Find every line in the data below that contains the string "screenshot", and copy each of those lines. Match uppercase and lowercase letters exactly.

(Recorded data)
▶

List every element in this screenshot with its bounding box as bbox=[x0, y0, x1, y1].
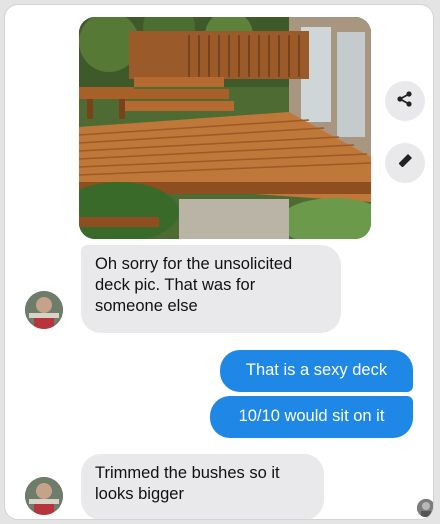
chat-screen: Oh sorry for the unsolicited deck pic. T… bbox=[4, 4, 434, 520]
share-button[interactable] bbox=[385, 81, 425, 121]
share-icon bbox=[396, 90, 414, 113]
message-bubble-received[interactable]: Oh sorry for the unsolicited deck pic. T… bbox=[81, 245, 341, 333]
contact-avatar[interactable] bbox=[25, 291, 63, 329]
message-bubble-sent[interactable]: That is a sexy deck bbox=[220, 350, 413, 392]
deck-photo[interactable] bbox=[79, 17, 371, 239]
edit-button[interactable] bbox=[385, 143, 425, 183]
read-receipt-avatar bbox=[417, 499, 433, 517]
message-bubble-received[interactable]: Trimmed the bushes so it looks bigger bbox=[81, 454, 324, 519]
contact-avatar[interactable] bbox=[25, 477, 63, 515]
message-bubble-sent[interactable]: 10/10 would sit on it bbox=[210, 396, 413, 438]
pencil-icon bbox=[396, 152, 414, 175]
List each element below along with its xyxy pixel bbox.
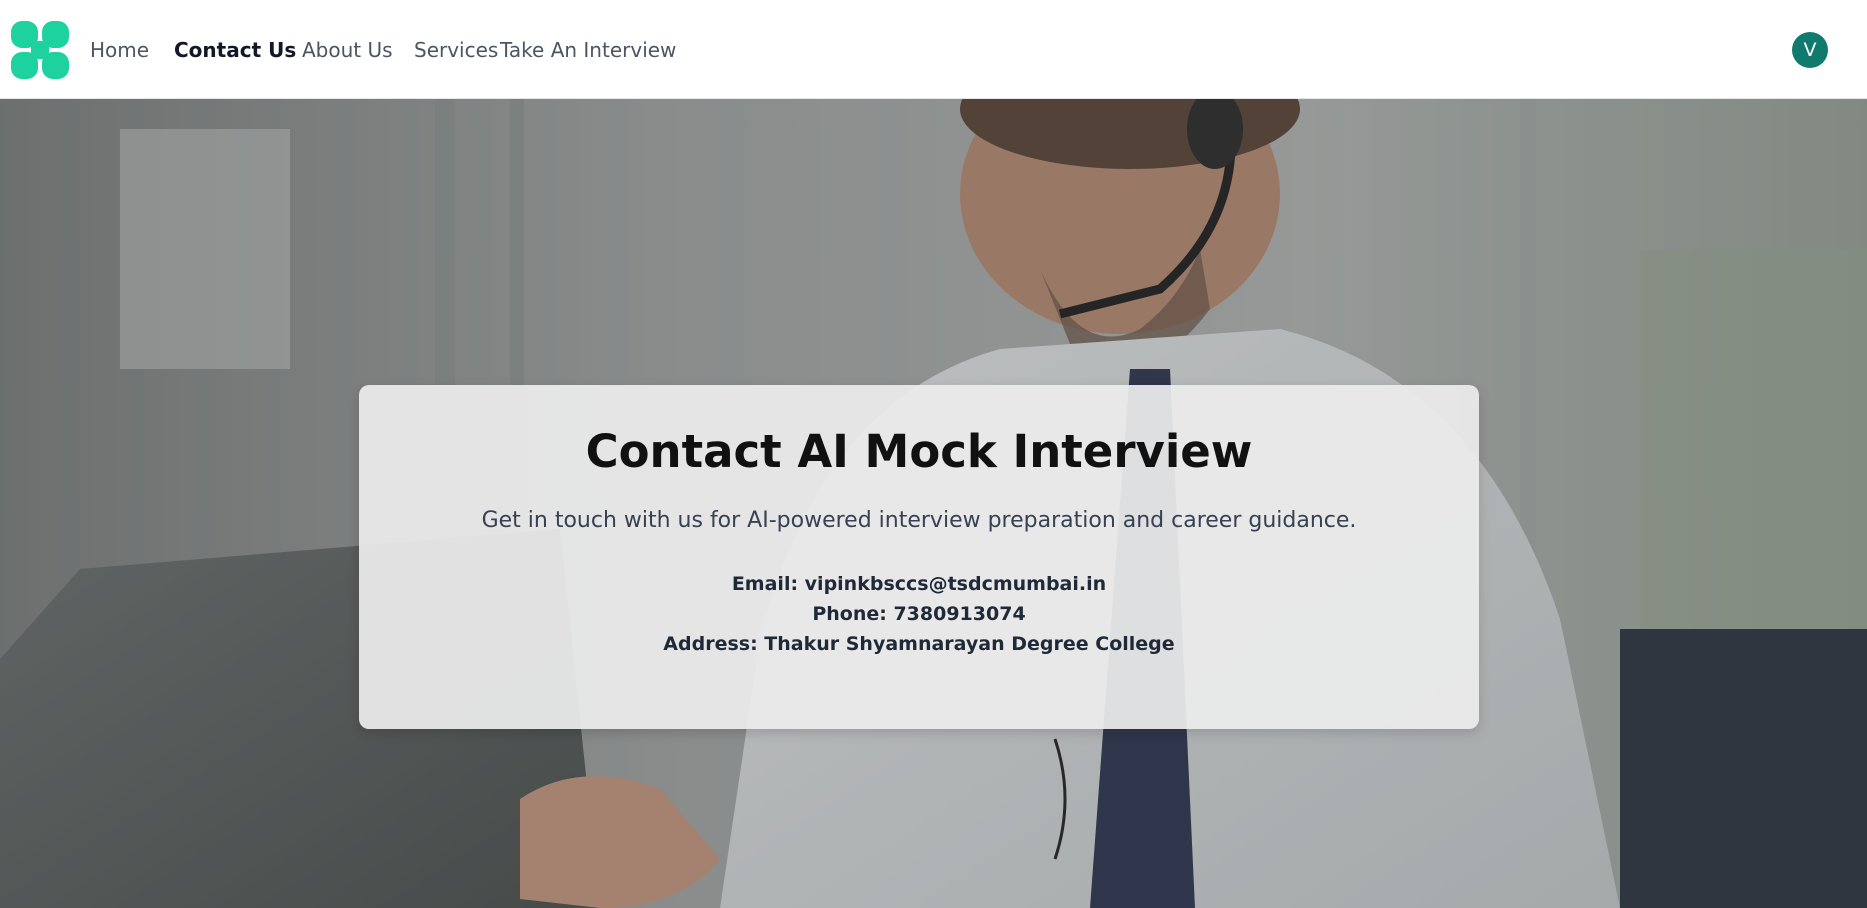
contact-card: Contact AI Mock Interview Get in touch w… — [359, 385, 1479, 729]
page-title: Contact AI Mock Interview — [585, 425, 1253, 478]
contact-address: Address: Thakur Shyamnarayan Degree Coll… — [663, 633, 1175, 655]
nav-link-take-an-interview[interactable]: Take An Interview — [500, 38, 676, 62]
logo-icon[interactable] — [11, 21, 69, 79]
nav-link-home[interactable]: Home — [90, 38, 149, 62]
nav-link-contact-us[interactable]: Contact Us — [174, 38, 296, 62]
contact-phone[interactable]: Phone: 7380913074 — [359, 601, 1479, 627]
card-subtitle: Get in touch with us for AI-powered inte… — [481, 508, 1357, 533]
contact-email[interactable]: Email: vipinkbsccs@tsdcmumbai.in — [359, 571, 1479, 597]
hero-background: Contact AI Mock Interview Get in touch w… — [0, 99, 1867, 908]
nav-link-about-us[interactable]: About Us — [302, 38, 393, 62]
user-avatar[interactable]: V — [1792, 32, 1828, 68]
top-navbar: Home Contact Us About Us Services Take A… — [0, 0, 1867, 99]
nav-link-services[interactable]: Services — [414, 38, 498, 62]
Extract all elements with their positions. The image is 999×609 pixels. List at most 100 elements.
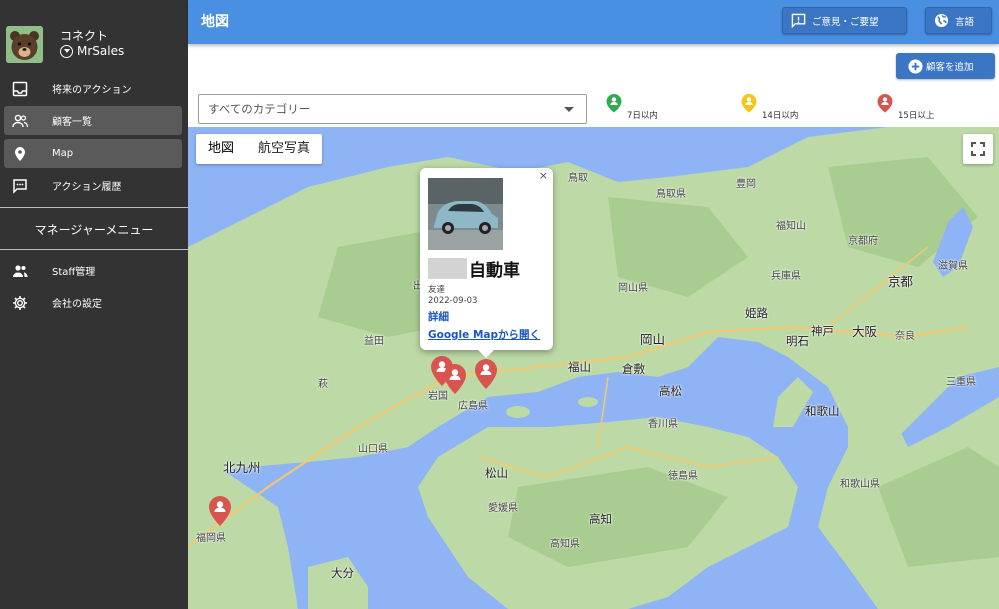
map-label: 益田 — [364, 336, 384, 347]
map-label: 高知県 — [550, 539, 580, 550]
user-menu[interactable]: MrSales — [60, 44, 124, 58]
customer-marker[interactable] — [473, 358, 499, 390]
map-label: 福知山 — [776, 221, 806, 232]
map-label: 広島県 — [458, 401, 488, 412]
customer-category: 友達 — [428, 285, 446, 295]
legend-label: 15日以上 — [898, 111, 935, 121]
nav-item-map[interactable]: Map — [4, 139, 182, 168]
nav-item-future-actions[interactable]: 将来のアクション — [4, 74, 182, 103]
customer-marker[interactable] — [207, 495, 233, 527]
green-person-pin-icon — [606, 94, 622, 113]
map-label: 高知 — [589, 512, 612, 526]
nav-label: Staff管理 — [52, 267, 96, 278]
map-label: 愛媛県 — [488, 503, 518, 514]
legend-14days: 14日以内 — [740, 93, 798, 121]
map-label: 明石 — [786, 334, 809, 348]
category-value: すべてのカテゴリー — [208, 102, 311, 116]
map-type-map[interactable]: 地図 — [196, 134, 246, 164]
map-label: 山口県 — [358, 444, 388, 455]
nav-label: 将来のアクション — [52, 85, 132, 96]
customer-info-window: × 自動車 友達 2022-09-03 詳細 Google Mapから開く — [420, 168, 553, 358]
map-label: 奈良 — [895, 331, 915, 342]
map-label: 萩 — [318, 379, 328, 390]
map-label: 鳥取 — [568, 173, 588, 184]
map-label: 北九州 — [223, 460, 261, 475]
legend-label: 14日以内 — [762, 111, 799, 121]
chevron-down-icon — [60, 44, 73, 58]
feedback-label: ご意見・ご要望 — [812, 16, 879, 28]
language-label: 言語 — [955, 16, 975, 28]
fullscreen-button[interactable] — [963, 134, 993, 164]
people-icon — [12, 113, 28, 129]
people-icon — [12, 263, 28, 279]
map-type-control: 地図 航空写真 — [196, 134, 323, 164]
red-person-pin-icon — [877, 94, 893, 113]
nav-label: 会社の設定 — [52, 299, 102, 310]
avatar — [6, 26, 43, 63]
legend-7days: 7日以内 — [605, 93, 658, 121]
legend-15days: 15日以上 — [876, 93, 934, 121]
map-label: 松山 — [485, 466, 508, 480]
add-customer-button[interactable]: 顧客を追加 — [896, 53, 995, 79]
user-name: MrSales — [77, 44, 125, 58]
divider — [0, 249, 188, 250]
map-label: 姫路 — [745, 306, 768, 320]
map-label: 大阪 — [852, 324, 878, 339]
map-label: 岡山 — [640, 332, 666, 347]
company-name: コネクト — [60, 29, 109, 43]
profile: コネクト MrSales — [6, 26, 182, 66]
map-label: 倉敷 — [622, 362, 645, 376]
dropdown-arrow-icon — [564, 107, 574, 112]
customer-marker[interactable] — [442, 363, 468, 395]
close-icon[interactable]: × — [539, 169, 548, 182]
map-label: 徳島県 — [668, 471, 698, 482]
nav-item-action-history[interactable]: アクション履歴 — [4, 171, 182, 200]
map-label: 京都府 — [848, 236, 878, 247]
page-title: 地図 — [201, 14, 229, 30]
map-label: 福山 — [568, 360, 591, 374]
customer-date: 2022-09-03 — [428, 296, 478, 306]
map-label: 大分 — [331, 566, 354, 580]
detail-link[interactable]: 詳細 — [428, 309, 449, 324]
feedback-icon — [791, 13, 806, 28]
map-label: 和歌山県 — [840, 479, 880, 490]
map-label: 岡山県 — [618, 283, 648, 294]
nav-item-staff[interactable]: Staff管理 — [4, 256, 182, 285]
map-label: 高松 — [659, 384, 682, 398]
map-pin-icon — [12, 146, 28, 162]
customer-name-suffix: 自動車 — [469, 261, 520, 281]
map-label: 福岡県 — [196, 533, 226, 544]
map-label: 兵庫県 — [771, 271, 801, 282]
language-button[interactable]: 言語 — [925, 7, 992, 34]
divider — [0, 207, 188, 208]
map-type-satellite[interactable]: 航空写真 — [246, 134, 322, 164]
add-customer-label: 顧客を追加 — [926, 62, 974, 73]
app-header: 地図 ご意見・ご要望 言語 — [188, 0, 999, 44]
customer-name: 自動車 — [428, 256, 520, 281]
map-label: 鳥取県 — [656, 189, 686, 200]
sidebar: コネクト MrSales 将来のアクション 顧客一覧 Map アクション履歴 マ… — [0, 0, 188, 609]
nav-item-company-settings[interactable]: 会社の設定 — [4, 288, 182, 317]
map-label: 和歌山 — [805, 404, 840, 418]
yellow-person-pin-icon — [741, 94, 757, 113]
map-label: 滋賀県 — [938, 261, 968, 272]
map-label: 京都 — [888, 274, 914, 289]
nav-label: 顧客一覧 — [52, 117, 92, 128]
map-label: 三重県 — [946, 377, 976, 388]
map-label: 神戸 — [811, 324, 834, 338]
feedback-button[interactable]: ご意見・ご要望 — [782, 7, 907, 34]
nav-label: アクション履歴 — [52, 182, 122, 193]
map-canvas[interactable]: 地図 航空写真 鳥取県 鳥取 岡山県 兵庫県 京都府 京都 滋賀県 大阪 神戸 … — [188, 127, 999, 609]
category-select[interactable]: すべてのカテゴリー — [198, 94, 587, 124]
map-terrain — [188, 127, 999, 609]
nav-label: Map — [52, 148, 74, 159]
legend-label: 7日以内 — [627, 111, 658, 121]
fullscreen-icon — [971, 142, 985, 156]
manager-menu-title: マネージャーメニュー — [34, 223, 154, 237]
map-label: 香川県 — [648, 419, 678, 430]
customer-photo — [428, 178, 503, 250]
add-circle-icon — [908, 58, 923, 74]
redacted-name-block — [428, 258, 467, 279]
open-google-map-link[interactable]: Google Mapから開く — [428, 327, 540, 342]
nav-item-customers[interactable]: 顧客一覧 — [4, 106, 182, 135]
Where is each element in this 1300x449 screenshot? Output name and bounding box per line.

◀

RESPONSE BELOW:
List every element in this screenshot with its bounding box as bbox=[x0, y0, x1, y1].
Where is each element in this 1300x449 screenshot? Output name and bounding box per line.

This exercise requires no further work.